Answer with one number: the count of lines in the listing below that hold the word "Phone".

▬▬▬▬▬▬▬▬▬▬

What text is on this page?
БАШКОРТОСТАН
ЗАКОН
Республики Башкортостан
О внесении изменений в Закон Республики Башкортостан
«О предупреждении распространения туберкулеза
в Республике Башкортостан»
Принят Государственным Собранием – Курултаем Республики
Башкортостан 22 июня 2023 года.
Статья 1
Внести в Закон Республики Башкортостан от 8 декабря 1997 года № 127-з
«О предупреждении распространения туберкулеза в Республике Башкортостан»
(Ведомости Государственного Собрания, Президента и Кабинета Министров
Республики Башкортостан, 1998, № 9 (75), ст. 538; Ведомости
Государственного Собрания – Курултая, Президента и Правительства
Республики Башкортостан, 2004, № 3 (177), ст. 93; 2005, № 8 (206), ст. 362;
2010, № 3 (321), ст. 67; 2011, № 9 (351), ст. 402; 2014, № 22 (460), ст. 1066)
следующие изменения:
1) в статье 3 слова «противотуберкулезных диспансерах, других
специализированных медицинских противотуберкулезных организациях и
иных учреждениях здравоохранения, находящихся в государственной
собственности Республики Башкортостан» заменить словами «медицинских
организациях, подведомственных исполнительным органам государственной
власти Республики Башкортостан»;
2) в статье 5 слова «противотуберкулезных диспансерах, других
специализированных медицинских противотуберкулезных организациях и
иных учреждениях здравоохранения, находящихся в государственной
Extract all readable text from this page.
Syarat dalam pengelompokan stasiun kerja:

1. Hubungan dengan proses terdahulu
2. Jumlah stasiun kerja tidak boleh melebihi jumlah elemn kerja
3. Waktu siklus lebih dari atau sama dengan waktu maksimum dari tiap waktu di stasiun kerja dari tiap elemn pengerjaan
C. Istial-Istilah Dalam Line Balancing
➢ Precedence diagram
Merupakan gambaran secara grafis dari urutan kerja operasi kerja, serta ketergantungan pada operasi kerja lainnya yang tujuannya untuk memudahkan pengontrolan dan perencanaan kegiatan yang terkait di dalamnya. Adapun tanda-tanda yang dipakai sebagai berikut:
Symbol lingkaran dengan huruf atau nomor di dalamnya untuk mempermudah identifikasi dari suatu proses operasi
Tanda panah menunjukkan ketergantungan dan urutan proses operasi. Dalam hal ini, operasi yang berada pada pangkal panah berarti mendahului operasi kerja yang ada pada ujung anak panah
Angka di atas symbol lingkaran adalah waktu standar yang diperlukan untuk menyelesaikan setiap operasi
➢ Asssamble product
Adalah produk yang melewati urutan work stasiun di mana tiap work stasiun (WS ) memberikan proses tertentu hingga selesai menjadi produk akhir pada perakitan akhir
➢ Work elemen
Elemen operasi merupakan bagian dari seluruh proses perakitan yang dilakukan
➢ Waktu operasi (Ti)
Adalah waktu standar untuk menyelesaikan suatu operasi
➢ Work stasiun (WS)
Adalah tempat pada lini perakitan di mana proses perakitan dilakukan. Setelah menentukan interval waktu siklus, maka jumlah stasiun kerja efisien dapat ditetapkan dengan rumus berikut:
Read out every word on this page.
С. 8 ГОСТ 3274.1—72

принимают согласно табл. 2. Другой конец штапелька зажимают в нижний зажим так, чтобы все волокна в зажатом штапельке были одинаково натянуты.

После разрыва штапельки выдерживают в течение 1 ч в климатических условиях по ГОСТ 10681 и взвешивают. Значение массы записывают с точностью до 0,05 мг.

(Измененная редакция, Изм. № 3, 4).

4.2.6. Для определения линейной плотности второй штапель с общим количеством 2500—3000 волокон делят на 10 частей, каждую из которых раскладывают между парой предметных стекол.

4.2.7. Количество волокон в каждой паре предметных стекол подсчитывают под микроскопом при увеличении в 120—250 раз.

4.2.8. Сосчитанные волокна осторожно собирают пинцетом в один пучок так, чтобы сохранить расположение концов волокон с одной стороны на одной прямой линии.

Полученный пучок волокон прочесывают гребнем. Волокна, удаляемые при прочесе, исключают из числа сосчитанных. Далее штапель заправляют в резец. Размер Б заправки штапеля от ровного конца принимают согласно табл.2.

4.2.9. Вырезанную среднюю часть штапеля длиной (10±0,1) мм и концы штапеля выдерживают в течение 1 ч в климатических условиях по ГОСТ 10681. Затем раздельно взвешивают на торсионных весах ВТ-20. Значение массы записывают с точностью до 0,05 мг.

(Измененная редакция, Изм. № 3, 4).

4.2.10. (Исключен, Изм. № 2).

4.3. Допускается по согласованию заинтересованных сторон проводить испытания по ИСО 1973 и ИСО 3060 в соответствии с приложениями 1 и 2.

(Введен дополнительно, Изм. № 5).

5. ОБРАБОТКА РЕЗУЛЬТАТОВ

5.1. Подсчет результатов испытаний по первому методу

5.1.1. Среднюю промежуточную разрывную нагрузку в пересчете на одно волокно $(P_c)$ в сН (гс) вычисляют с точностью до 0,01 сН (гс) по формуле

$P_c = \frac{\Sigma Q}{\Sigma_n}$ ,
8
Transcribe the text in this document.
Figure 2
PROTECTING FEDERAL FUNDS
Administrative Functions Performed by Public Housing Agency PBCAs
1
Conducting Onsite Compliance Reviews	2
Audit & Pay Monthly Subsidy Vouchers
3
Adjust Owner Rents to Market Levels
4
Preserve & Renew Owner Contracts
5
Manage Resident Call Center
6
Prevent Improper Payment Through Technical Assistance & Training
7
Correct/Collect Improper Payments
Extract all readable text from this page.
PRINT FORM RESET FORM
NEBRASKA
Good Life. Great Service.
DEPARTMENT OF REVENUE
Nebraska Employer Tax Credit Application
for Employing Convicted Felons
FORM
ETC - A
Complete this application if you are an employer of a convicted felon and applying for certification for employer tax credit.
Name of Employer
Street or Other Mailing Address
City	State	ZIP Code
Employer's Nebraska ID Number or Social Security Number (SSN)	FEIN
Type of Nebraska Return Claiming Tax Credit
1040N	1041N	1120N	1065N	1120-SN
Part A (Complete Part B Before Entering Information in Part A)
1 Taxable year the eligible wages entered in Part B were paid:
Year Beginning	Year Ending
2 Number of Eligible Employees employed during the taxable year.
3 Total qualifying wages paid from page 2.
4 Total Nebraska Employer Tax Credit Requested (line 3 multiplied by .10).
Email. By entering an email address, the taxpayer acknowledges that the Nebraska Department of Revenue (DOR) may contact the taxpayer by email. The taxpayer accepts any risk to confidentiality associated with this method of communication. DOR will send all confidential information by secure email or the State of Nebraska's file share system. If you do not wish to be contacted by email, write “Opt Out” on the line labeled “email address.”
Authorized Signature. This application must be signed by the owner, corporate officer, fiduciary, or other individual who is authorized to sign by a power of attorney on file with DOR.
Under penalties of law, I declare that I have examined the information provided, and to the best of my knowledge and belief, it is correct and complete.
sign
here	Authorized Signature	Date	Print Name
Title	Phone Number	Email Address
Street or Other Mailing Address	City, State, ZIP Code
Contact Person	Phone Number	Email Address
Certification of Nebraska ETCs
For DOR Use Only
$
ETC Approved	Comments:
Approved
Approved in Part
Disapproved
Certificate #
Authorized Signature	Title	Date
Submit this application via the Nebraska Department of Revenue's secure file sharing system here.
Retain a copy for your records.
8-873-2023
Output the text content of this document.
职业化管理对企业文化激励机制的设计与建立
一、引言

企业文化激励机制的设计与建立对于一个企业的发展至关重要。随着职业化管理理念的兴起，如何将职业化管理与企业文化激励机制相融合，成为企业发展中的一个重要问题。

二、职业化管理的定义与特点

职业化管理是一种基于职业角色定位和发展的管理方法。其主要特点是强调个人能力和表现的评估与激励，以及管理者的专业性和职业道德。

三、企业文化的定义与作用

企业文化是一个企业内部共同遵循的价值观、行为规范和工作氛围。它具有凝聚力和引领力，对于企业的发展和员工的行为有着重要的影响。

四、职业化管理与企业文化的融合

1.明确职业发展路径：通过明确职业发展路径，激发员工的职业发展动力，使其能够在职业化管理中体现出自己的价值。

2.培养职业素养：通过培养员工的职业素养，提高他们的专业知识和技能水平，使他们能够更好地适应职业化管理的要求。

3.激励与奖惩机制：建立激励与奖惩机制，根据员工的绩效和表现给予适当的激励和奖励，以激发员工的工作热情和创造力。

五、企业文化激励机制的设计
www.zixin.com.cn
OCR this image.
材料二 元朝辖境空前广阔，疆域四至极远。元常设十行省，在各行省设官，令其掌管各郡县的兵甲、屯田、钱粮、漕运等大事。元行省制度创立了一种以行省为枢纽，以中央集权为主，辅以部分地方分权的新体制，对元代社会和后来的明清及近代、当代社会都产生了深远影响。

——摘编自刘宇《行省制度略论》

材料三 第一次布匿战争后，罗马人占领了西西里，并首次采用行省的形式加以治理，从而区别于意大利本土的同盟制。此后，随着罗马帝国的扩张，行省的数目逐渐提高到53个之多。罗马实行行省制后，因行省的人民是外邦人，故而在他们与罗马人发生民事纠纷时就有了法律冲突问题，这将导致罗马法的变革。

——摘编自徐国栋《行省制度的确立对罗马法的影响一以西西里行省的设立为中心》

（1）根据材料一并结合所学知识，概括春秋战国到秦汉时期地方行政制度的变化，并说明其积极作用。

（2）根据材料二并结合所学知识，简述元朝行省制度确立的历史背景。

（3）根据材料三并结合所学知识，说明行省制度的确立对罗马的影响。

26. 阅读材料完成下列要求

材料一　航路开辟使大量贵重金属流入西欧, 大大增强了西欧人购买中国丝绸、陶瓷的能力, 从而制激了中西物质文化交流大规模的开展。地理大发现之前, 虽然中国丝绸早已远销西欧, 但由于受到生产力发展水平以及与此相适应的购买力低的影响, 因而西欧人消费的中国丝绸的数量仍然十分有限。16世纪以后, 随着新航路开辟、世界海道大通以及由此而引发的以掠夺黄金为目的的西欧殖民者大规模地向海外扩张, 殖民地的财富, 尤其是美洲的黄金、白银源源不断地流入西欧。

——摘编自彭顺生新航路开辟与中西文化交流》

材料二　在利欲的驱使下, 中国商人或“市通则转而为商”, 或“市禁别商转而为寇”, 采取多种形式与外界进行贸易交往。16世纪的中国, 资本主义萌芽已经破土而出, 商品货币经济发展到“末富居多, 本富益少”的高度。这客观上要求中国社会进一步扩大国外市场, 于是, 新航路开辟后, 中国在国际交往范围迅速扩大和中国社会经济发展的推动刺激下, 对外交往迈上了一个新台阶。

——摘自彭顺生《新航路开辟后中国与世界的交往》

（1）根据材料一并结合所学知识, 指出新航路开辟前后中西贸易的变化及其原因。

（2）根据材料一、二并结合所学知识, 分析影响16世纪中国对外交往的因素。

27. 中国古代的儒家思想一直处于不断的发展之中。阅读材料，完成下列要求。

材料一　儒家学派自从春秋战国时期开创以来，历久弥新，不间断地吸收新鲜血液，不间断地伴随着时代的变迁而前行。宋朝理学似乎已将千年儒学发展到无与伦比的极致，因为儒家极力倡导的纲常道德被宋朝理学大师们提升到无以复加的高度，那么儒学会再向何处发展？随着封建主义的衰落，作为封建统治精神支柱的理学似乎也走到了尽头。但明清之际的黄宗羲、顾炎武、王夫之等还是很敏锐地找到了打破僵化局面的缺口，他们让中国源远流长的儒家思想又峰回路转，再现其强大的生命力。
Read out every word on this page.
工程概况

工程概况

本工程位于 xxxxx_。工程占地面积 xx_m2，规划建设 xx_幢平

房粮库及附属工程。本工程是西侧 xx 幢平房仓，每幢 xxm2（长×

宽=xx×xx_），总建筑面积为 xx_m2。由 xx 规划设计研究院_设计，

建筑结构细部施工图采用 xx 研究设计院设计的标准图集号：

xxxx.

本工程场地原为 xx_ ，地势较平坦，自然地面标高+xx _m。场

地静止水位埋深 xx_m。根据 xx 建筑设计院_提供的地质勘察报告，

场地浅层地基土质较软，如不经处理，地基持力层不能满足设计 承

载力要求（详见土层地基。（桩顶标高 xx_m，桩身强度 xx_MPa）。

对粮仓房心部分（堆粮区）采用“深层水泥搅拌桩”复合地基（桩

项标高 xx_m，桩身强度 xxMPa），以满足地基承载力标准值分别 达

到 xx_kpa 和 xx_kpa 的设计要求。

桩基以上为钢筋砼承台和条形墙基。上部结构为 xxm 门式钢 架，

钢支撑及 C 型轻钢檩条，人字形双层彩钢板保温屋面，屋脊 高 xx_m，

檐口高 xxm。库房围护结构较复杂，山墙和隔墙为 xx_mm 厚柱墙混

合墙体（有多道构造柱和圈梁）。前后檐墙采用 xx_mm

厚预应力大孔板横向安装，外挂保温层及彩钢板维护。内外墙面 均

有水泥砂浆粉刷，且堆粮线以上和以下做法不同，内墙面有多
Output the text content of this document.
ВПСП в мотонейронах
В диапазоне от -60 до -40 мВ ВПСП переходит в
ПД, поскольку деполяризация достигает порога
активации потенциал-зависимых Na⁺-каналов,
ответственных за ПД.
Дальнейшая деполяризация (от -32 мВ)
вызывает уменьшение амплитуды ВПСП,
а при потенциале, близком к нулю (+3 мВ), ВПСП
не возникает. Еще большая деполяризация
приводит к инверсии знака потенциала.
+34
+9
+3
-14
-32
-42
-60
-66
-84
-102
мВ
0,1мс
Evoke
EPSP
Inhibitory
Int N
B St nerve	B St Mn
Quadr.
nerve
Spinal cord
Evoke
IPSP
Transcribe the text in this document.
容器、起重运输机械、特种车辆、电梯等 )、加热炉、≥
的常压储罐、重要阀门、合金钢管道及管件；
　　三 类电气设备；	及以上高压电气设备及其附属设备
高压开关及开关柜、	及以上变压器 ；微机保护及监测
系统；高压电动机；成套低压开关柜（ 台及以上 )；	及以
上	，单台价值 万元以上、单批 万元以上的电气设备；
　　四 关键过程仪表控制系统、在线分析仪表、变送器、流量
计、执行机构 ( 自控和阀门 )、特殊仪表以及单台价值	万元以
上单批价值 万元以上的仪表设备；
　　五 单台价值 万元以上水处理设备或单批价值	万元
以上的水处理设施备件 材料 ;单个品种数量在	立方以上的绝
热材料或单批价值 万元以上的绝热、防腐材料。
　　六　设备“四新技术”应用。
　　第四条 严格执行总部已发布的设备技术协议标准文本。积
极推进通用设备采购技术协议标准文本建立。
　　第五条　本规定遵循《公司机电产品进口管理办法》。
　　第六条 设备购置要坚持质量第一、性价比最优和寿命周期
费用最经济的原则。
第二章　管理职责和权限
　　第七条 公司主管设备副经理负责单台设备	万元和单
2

▬▬▬▬▬▬▬▬▬▬

Completed exercise
2